» DOCUMENT SECTION

** begin **

Get the total number of rows in both faulty and fault-free training data sets.
H1 = height(faultfreetraining); H2 = height(faultytraining);
The simulation run is the number of times the TEP process was repeated with a particular fault type. Get the maximum simulation run from the training data set as well as from the testing data set.
msTrain = max(faultfreetraining.simulationRun); msTest = max(faultytesting.simulationRun);
Calculate the maximum simulation run for the validation data.
rTrain = 0.80; msVal = ceil(msTrain*(1 - rTrain)); msTrain = msTrain*rTrain;
Get the maximum number of samples or time steps (that is, the maximum number of times that data was recorded during a TEP simulation).
sampleTrain = max(faultfreetraining.sample); sampleTest = max(faultfreetesting.sample);
Get the division point (row number) in the fault-free and faulty training data sets to create validation data sets from the training data sets.
rowLim1 = ceil(rTrain*H1); rowLim2 = ceil(rTrain*H2); trainingData = [faultfreetraining{1:rowLim1,:}; faultytraining{1:rowLim2,:}]; validationData = [faultfreetraining{rowLim1 + 1:end,:}; faultytraining{rowLim2 + 1:end,:}]; testingData = [faultfreetesting{:,:}; faultytesting{:,:}];
Network Design and Preprocessing
The final data set (consisting of training, validation, and testing data) contains 52 signals with 500 uniform time steps. Hence, the signal, or sequence, needs to be classified to its correct fault number which makes it a problem of sequence classification.

** end **

[Element position data]
** begin **

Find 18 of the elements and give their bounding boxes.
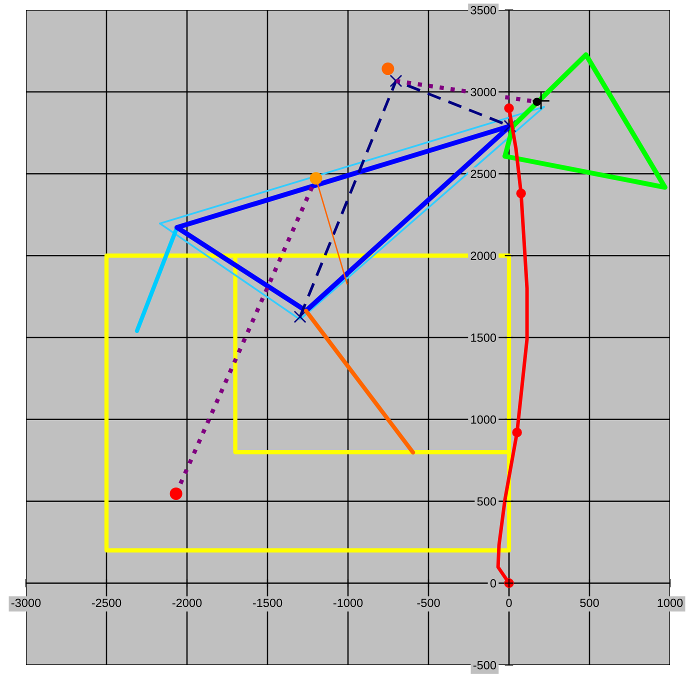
x-tick-label: 500 — [580, 598, 599, 608]
x-tick-label: 0 — [506, 598, 512, 608]
y-tick-label: 500 — [477, 497, 496, 506]
x-tick-label: 1000 — [658, 598, 683, 608]
x-tick-label: -2000 — [172, 598, 202, 608]
x-tick-label: -1000 — [333, 598, 363, 608]
y-tick-label: 2500 — [470, 170, 496, 178]
y-tick-label: 3000 — [470, 88, 496, 96]
x-tick-label: -3000 — [11, 598, 41, 608]
x-tick-label: -2500 — [92, 598, 122, 608]
x-tick-label: -1500 — [252, 598, 282, 608]
y-tick-label: 0 — [490, 579, 496, 588]
y-tick-label: 1500 — [471, 334, 496, 342]
y-tick-label: 2000 — [470, 252, 496, 260]
y-tick-label: 3500 — [470, 6, 496, 14]
x-tick-label: -500 — [417, 598, 440, 608]
y-tick-label: -500 — [473, 661, 496, 670]
y-tick-label: 1000 — [471, 415, 496, 424]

** end **

» PROBLEMS TO SOLVE
a – Duplicate the rows word for word, from the line containing "x-tick-label: 500 — [580, 598, 599, 608]" through the final row.
b – Go on with the passage about preparing the fault data sets for sequence classification, starting after its last sentence.
The passage and the rows have nothing to do with each other.

» ANSWER SET
a –
x-tick-label: 500 — [580, 598, 599, 608]
x-tick-label: 0 — [506, 598, 512, 608]
y-tick-label: 500 — [477, 497, 496, 506]
x-tick-label: 1000 — [658, 598, 683, 608]
x-tick-label: -2000 — [172, 598, 202, 608]
x-tick-label: -1000 — [333, 598, 363, 608]
y-tick-label: 2500 — [470, 170, 496, 178]
y-tick-label: 3000 — [470, 88, 496, 96]
x-tick-label: -3000 — [11, 598, 41, 608]
x-tick-label: -2500 — [92, 598, 122, 608]
x-tick-label: -1500 — [252, 598, 282, 608]
y-tick-label: 0 — [490, 579, 496, 588]
y-tick-label: 1500 — [471, 334, 496, 342]
y-tick-label: 2000 — [470, 252, 496, 260]
y-tick-label: 3500 — [470, 6, 496, 14]
x-tick-label: -500 — [417, 598, 440, 608]
y-tick-label: -500 — [473, 661, 496, 670]
y-tick-label: 1000 — [471, 415, 496, 424]

b –
Long short-term memory (LSTM) networks are suited to the classification of sequence data.
LSTM networks are good for time-series data as they tend to remember the uniqueness of past signals in order to classify new signals
An LSTM network enables you to input sequence data into a network and make predictions based on the individual time steps of the sequence data. For more information on LSTM networks, see Long Short-Term Memory Neural Networks (Deep Learning Toolbox).
To train the network to classify sequences using the
trainnet
function, you must first preprocess the data. The data must be in cell arrays, where each element of the cell array is a matrix representing a set of 52 signals in a single simulation. Each matrix in the cell array is the set of signals for a particular simulation of TEP and can either be faulty or fault-free. Each set of signals points to a specific fault class ranging from 0 through 20.
As was described previously in the Data Set section, the data contains 52 variables whose values are recorded over a certain amount of time in a simulation. The sample
variable represents the number of times these 52 variables are recorded in one simulation run. The maximum value of the sample
variable is 500 in the training data set and 960 in the testing data set. Thus, for each simulation, there is a set of 52 signals of length 500 or 960. Each set of signals belongs to a particular simulation run of the TEP and points to a particular fault type in the range 0 – 20.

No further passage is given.